■ **Aim**: Scan the listing that follows and report how many lines contain "icon". Write the number alone.

______________________________

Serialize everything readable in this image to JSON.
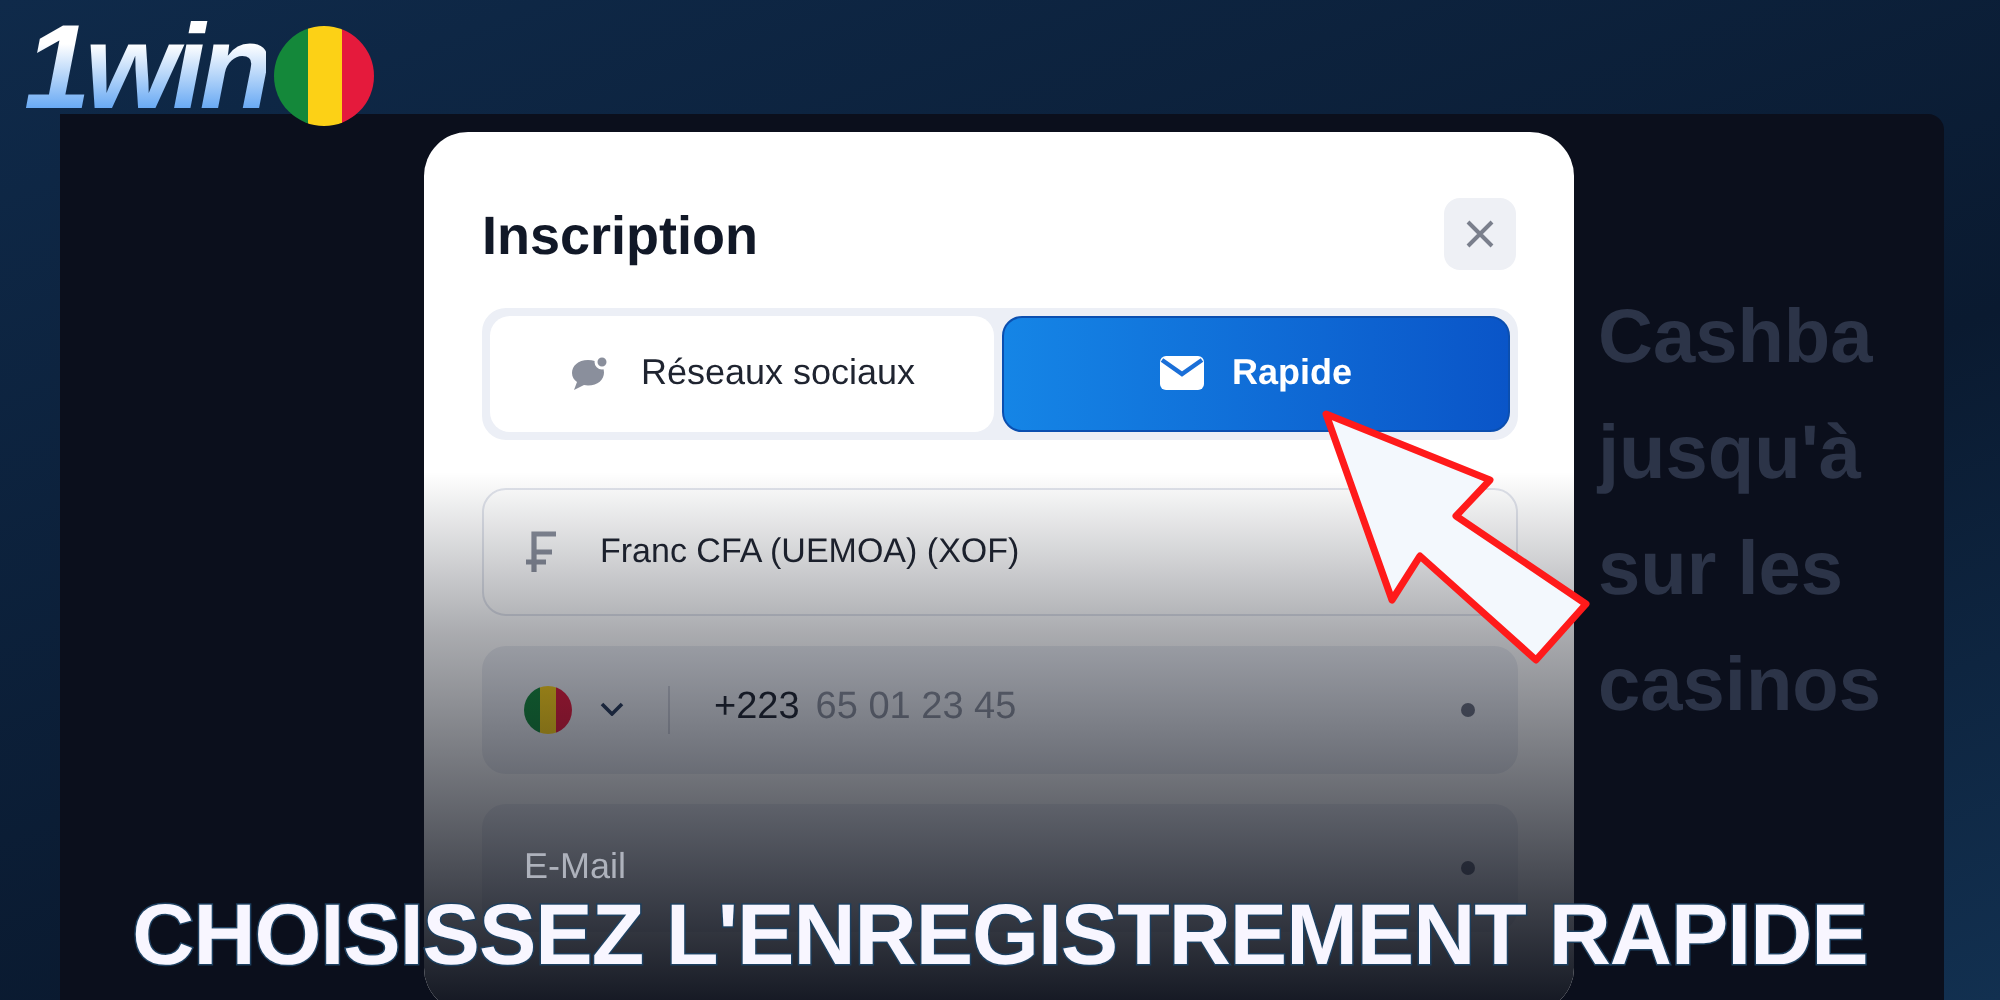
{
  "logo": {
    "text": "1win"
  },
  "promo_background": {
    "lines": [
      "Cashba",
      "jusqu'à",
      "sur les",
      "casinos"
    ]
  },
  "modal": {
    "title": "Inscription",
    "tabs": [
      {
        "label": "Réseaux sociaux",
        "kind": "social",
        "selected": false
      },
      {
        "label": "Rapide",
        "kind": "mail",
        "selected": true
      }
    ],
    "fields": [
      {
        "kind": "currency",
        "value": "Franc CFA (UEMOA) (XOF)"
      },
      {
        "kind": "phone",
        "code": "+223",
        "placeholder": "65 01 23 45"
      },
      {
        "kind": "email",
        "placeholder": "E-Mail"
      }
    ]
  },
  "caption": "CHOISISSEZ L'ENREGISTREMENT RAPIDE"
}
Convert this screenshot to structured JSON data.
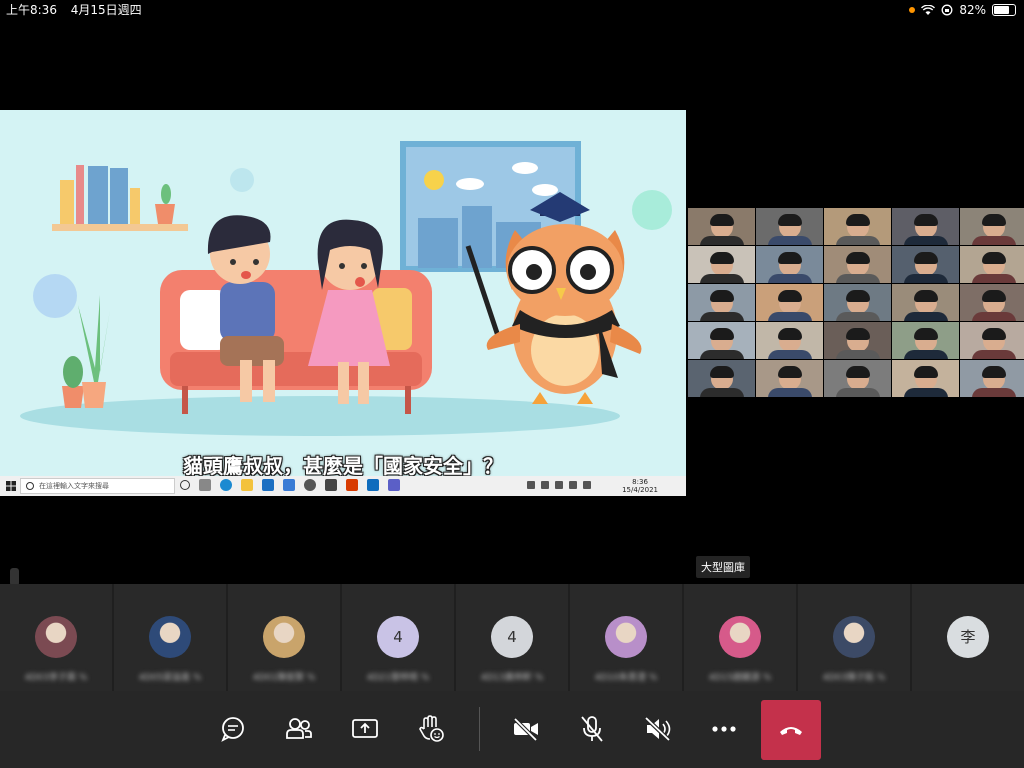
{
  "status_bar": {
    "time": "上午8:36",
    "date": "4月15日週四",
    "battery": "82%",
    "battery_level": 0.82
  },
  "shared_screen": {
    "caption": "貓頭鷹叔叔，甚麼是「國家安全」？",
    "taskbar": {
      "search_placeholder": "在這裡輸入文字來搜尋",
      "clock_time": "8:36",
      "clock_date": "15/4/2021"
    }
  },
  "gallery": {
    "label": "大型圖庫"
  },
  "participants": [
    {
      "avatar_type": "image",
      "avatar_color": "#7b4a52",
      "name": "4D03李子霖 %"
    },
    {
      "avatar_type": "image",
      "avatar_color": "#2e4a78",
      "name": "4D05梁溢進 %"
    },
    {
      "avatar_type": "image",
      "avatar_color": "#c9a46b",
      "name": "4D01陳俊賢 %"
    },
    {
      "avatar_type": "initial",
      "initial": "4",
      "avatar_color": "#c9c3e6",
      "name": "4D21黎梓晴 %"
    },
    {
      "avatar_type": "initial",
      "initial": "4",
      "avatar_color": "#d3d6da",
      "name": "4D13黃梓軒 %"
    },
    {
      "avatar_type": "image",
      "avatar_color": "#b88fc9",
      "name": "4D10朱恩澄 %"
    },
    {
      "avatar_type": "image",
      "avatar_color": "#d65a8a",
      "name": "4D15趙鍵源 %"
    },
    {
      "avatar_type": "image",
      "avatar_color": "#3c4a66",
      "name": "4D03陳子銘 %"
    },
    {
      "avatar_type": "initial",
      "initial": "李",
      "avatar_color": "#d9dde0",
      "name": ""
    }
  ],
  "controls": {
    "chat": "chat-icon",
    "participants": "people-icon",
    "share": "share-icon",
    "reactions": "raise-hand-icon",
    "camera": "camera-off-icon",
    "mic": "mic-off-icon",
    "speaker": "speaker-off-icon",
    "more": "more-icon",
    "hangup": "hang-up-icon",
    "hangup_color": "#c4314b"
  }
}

______________________________

■ **In response**: 9